Material:
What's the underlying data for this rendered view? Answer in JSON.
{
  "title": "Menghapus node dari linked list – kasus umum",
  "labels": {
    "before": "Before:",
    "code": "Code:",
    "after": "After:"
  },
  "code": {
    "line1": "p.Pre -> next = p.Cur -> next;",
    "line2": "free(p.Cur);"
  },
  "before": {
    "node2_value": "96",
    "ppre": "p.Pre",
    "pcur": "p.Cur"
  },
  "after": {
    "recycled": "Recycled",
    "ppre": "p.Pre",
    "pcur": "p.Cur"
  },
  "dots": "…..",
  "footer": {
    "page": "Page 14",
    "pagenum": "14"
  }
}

What to do:
Reproduce the full listing word for word.

Exercise response:
What's the underlying data for this rendered view? Answer in JSON.
{
  "title": "Menghapus node dari linked list – kasus umum",
  "labels": {
    "before": "Before:",
    "code": "Code:",
    "after": "After:"
  },
  "code": {
    "line1": "p.Pre -> next = p.Cur -> next;",
    "line2": "free(p.Cur);"
  },
  "before": {
    "node2_value": "96",
    "ppre": "p.Pre",
    "pcur": "p.Cur"
  },
  "after": {
    "recycled": "Recycled",
    "ppre": "p.Pre",
    "pcur": "p.Cur"
  },
  "dots": "…..",
  "footer": {
    "page": "Page 14",
    "pagenum": "14"
  }
}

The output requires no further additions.